WHAT YOU ARE ASKED TO DO: Pull every "duty" line out of the data below.

[Data entries]

=======

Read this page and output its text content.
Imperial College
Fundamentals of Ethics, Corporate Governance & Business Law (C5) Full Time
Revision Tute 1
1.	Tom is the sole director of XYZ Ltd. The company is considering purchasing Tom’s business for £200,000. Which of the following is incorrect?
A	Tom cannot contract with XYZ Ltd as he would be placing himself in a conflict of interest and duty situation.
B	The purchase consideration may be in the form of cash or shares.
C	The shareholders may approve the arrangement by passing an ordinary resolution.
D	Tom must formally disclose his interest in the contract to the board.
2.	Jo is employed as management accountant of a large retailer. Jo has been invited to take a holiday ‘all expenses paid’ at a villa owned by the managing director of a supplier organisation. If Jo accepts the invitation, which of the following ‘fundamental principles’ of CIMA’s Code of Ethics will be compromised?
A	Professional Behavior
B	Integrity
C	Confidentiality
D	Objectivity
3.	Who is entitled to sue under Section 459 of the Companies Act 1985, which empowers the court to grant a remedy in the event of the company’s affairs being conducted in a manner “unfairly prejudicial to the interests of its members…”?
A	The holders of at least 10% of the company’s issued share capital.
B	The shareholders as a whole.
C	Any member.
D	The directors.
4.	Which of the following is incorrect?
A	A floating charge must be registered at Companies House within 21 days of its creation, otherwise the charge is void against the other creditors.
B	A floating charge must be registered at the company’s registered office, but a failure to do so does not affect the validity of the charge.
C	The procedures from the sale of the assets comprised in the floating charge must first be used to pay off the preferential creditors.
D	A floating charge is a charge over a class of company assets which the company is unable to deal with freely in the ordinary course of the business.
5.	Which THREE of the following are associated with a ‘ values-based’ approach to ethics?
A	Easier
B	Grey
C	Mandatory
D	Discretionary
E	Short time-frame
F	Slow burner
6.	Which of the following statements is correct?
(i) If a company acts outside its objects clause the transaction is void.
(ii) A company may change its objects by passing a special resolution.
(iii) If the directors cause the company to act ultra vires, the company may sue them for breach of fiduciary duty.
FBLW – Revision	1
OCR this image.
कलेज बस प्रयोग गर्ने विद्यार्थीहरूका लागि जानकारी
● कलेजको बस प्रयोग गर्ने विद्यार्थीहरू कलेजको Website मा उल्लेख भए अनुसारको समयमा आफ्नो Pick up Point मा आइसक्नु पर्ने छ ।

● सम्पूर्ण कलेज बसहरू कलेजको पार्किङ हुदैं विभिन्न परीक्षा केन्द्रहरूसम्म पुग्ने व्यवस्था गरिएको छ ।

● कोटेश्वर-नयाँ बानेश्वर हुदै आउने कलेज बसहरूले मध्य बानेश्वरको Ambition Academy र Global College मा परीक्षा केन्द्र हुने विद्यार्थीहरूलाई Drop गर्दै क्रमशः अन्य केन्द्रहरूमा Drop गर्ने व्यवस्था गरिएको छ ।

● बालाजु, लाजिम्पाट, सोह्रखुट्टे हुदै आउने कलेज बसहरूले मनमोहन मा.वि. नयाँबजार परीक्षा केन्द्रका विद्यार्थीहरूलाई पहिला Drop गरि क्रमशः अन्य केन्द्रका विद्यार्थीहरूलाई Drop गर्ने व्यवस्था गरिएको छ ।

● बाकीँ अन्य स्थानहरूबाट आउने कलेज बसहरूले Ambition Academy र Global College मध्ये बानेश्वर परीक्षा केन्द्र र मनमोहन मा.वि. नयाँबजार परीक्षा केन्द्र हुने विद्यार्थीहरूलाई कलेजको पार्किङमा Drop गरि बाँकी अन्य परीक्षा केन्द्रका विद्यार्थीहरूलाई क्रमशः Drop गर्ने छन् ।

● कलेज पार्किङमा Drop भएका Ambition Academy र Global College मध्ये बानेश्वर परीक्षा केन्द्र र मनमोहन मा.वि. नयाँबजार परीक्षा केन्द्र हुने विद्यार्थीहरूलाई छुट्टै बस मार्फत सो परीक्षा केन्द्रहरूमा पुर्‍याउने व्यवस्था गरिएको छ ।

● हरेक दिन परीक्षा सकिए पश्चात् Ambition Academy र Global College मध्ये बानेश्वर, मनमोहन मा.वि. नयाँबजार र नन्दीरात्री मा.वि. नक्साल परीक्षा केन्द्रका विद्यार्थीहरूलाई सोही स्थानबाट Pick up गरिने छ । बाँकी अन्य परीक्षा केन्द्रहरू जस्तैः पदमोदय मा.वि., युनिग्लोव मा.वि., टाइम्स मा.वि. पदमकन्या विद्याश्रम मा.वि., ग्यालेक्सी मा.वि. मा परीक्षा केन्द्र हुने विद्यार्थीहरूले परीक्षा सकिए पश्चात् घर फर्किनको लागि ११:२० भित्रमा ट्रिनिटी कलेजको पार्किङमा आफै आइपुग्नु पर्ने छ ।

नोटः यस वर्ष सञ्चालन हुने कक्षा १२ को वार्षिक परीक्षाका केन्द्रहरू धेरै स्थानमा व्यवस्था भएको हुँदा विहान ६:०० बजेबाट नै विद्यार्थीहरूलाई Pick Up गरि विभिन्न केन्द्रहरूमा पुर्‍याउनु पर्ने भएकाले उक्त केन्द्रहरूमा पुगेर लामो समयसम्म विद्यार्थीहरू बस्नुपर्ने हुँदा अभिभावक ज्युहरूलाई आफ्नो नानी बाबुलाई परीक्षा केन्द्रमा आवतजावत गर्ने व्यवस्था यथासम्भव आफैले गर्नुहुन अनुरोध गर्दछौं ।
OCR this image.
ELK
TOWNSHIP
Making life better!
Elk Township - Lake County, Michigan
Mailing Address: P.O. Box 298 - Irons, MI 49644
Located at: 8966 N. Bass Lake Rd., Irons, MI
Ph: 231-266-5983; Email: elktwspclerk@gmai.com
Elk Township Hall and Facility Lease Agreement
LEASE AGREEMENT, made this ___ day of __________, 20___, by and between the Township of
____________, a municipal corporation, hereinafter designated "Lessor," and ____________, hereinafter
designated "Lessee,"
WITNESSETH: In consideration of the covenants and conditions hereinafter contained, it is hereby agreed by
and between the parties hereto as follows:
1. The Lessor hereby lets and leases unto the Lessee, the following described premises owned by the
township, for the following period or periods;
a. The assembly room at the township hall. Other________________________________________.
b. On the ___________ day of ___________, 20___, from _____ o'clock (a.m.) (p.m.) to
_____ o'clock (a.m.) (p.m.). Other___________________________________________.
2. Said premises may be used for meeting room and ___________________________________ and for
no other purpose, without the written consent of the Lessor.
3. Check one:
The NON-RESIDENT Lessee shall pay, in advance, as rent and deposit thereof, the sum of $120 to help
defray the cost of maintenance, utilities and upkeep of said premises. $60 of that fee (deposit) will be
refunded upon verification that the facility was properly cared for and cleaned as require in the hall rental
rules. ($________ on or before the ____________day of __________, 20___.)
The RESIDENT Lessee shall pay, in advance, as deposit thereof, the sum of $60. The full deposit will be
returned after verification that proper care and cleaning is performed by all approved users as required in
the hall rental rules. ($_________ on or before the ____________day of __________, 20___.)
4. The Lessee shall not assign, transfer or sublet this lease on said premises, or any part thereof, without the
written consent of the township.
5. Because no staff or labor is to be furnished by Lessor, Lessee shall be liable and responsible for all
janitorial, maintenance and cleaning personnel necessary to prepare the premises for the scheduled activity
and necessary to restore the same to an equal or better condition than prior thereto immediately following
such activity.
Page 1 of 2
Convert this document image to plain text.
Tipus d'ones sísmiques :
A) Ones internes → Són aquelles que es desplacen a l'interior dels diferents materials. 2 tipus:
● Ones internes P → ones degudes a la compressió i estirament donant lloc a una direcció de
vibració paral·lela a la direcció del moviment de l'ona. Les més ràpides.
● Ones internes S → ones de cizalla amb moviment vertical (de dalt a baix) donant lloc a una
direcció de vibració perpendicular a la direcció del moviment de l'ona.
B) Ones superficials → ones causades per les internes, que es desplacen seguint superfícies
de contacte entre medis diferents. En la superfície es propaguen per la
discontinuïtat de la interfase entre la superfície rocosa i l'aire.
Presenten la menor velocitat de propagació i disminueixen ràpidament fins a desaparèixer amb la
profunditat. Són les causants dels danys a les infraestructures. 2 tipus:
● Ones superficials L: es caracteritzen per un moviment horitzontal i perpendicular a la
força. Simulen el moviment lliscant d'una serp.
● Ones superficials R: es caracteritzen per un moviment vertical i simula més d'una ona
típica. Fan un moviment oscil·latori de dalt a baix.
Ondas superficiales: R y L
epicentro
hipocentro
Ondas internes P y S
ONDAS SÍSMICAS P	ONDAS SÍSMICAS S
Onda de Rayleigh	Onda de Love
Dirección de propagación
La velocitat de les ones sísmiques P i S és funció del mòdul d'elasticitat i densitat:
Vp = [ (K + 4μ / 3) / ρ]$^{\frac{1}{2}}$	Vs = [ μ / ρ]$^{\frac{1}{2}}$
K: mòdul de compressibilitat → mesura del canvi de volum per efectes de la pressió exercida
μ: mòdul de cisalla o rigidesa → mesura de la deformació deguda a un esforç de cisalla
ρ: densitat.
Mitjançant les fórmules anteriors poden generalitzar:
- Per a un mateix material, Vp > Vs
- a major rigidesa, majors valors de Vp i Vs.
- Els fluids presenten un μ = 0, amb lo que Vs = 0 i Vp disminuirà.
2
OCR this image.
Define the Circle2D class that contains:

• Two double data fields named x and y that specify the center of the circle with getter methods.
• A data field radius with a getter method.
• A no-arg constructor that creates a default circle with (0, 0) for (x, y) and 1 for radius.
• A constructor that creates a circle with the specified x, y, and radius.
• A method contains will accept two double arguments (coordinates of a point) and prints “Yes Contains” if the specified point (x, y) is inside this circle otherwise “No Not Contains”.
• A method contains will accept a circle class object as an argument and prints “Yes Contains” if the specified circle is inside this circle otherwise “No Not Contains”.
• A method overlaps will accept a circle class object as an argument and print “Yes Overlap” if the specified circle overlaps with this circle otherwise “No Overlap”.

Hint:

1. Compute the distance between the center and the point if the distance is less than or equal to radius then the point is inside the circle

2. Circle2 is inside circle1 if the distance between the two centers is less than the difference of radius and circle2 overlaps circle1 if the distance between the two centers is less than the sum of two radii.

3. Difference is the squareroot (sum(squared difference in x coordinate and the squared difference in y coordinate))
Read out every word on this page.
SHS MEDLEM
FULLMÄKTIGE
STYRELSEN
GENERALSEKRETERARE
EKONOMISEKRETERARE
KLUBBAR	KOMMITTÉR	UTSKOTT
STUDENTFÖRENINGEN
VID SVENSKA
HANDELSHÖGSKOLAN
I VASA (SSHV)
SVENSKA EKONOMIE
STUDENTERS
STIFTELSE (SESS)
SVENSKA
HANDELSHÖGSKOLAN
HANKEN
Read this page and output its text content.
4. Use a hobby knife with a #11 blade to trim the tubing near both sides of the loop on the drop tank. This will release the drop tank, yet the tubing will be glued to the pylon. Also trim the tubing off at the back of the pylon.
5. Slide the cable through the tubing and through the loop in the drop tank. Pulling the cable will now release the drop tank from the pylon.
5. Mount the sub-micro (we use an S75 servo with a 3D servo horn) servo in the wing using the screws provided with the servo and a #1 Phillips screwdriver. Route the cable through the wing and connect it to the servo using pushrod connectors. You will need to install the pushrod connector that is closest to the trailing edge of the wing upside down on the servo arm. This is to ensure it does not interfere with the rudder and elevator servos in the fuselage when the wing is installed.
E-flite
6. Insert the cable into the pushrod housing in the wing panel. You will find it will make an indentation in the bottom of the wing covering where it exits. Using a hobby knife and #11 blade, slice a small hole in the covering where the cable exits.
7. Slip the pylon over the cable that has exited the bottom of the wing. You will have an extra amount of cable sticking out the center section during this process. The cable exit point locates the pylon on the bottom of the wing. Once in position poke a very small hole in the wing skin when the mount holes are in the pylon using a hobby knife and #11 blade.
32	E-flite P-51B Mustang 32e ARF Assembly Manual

=======

CORRECT RESPONSE:
A	Tom cannot contract with XYZ Ltd as he would be placing himself in a conflict of interest and duty situation.
(iii) If the directors cause the company to act ultra vires, the company may sue them for breach of fiduciary duty.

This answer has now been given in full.